** start of Material shown **

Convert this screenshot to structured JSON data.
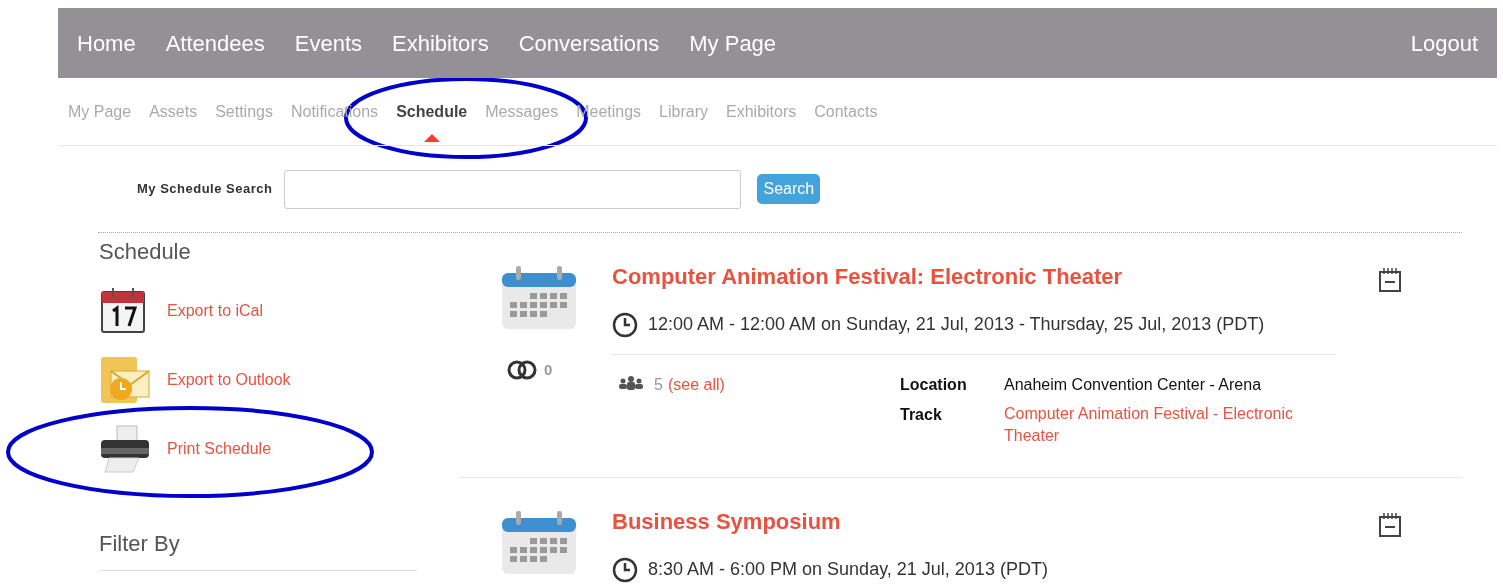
{
  "top_nav": {
    "items": [
      {
        "label": "Home"
      },
      {
        "label": "Attendees"
      },
      {
        "label": "Events"
      },
      {
        "label": "Exhibitors"
      },
      {
        "label": "Conversations"
      },
      {
        "label": "My Page"
      }
    ],
    "logout": "Logout"
  },
  "sub_nav": [
    {
      "label": "My Page",
      "selected": false
    },
    {
      "label": "Assets",
      "selected": false
    },
    {
      "label": "Settings",
      "selected": false
    },
    {
      "label": "Notifications",
      "selected": false
    },
    {
      "label": "Schedule",
      "selected": true
    },
    {
      "label": "Messages",
      "selected": false
    },
    {
      "label": "Meetings",
      "selected": false
    },
    {
      "label": "Library",
      "selected": false
    },
    {
      "label": "Exhibitors",
      "selected": false
    },
    {
      "label": "Contacts",
      "selected": false
    }
  ],
  "search": {
    "label": "My Schedule Search",
    "button": "Search"
  },
  "sidebar": {
    "title": "Schedule",
    "actions": [
      {
        "kind": "ical",
        "label": "Export to iCal"
      },
      {
        "kind": "outlook",
        "label": "Export to Outlook"
      },
      {
        "kind": "print",
        "label": "Print Schedule"
      }
    ],
    "filter_title": "Filter By"
  },
  "events": [
    {
      "title": "Computer Animation Festival: Electronic Theater",
      "time": "12:00 AM - 12:00 AM on Sunday, 21 Jul, 2013 - Thursday, 25 Jul, 2013 (PDT)",
      "conversations": "0",
      "attendees": "5",
      "see_all": "(see all)",
      "details": [
        {
          "label": "Location",
          "value": "Anaheim Convention Center - Arena",
          "kind": "text"
        },
        {
          "label": "Track",
          "value": "Computer Animation Festival - Electronic Theater",
          "kind": "link"
        }
      ]
    },
    {
      "title": "Business Symposium",
      "time": "8:30 AM - 6:00 PM on Sunday, 21 Jul, 2013 (PDT)"
    }
  ],
  "annotations": [
    {
      "kind": "ellipse",
      "color": "#0000cc"
    },
    {
      "kind": "ellipse",
      "color": "#0000cc"
    }
  ]
}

** end of Material shown **

Task to carry out | Can the entries above be repeated exactly, without their pictures?

Solution to this task |
Convert this screenshot to structured JSON data.
{
  "top_nav": {
    "items": [
      {
        "label": "Home"
      },
      {
        "label": "Attendees"
      },
      {
        "label": "Events"
      },
      {
        "label": "Exhibitors"
      },
      {
        "label": "Conversations"
      },
      {
        "label": "My Page"
      }
    ],
    "logout": "Logout"
  },
  "sub_nav": [
    {
      "label": "My Page",
      "selected": false
    },
    {
      "label": "Assets",
      "selected": false
    },
    {
      "label": "Settings",
      "selected": false
    },
    {
      "label": "Notifications",
      "selected": false
    },
    {
      "label": "Schedule",
      "selected": true
    },
    {
      "label": "Messages",
      "selected": false
    },
    {
      "label": "Meetings",
      "selected": false
    },
    {
      "label": "Library",
      "selected": false
    },
    {
      "label": "Exhibitors",
      "selected": false
    },
    {
      "label": "Contacts",
      "selected": false
    }
  ],
  "search": {
    "label": "My Schedule Search",
    "button": "Search"
  },
  "sidebar": {
    "title": "Schedule",
    "actions": [
      {
        "kind": "ical",
        "label": "Export to iCal"
      },
      {
        "kind": "outlook",
        "label": "Export to Outlook"
      },
      {
        "kind": "print",
        "label": "Print Schedule"
      }
    ],
    "filter_title": "Filter By"
  },
  "events": [
    {
      "title": "Computer Animation Festival: Electronic Theater",
      "time": "12:00 AM - 12:00 AM on Sunday, 21 Jul, 2013 - Thursday, 25 Jul, 2013 (PDT)",
      "conversations": "0",
      "attendees": "5",
      "see_all": "(see all)",
      "details": [
        {
          "label": "Location",
          "value": "Anaheim Convention Center - Arena",
          "kind": "text"
        },
        {
          "label": "Track",
          "value": "Computer Animation Festival - Electronic Theater",
          "kind": "link"
        }
      ]
    },
    {
      "title": "Business Symposium",
      "time": "8:30 AM - 6:00 PM on Sunday, 21 Jul, 2013 (PDT)"
    }
  ],
  "annotations": [
    {
      "kind": "ellipse",
      "color": "#0000cc"
    },
    {
      "kind": "ellipse",
      "color": "#0000cc"
    }
  ]
}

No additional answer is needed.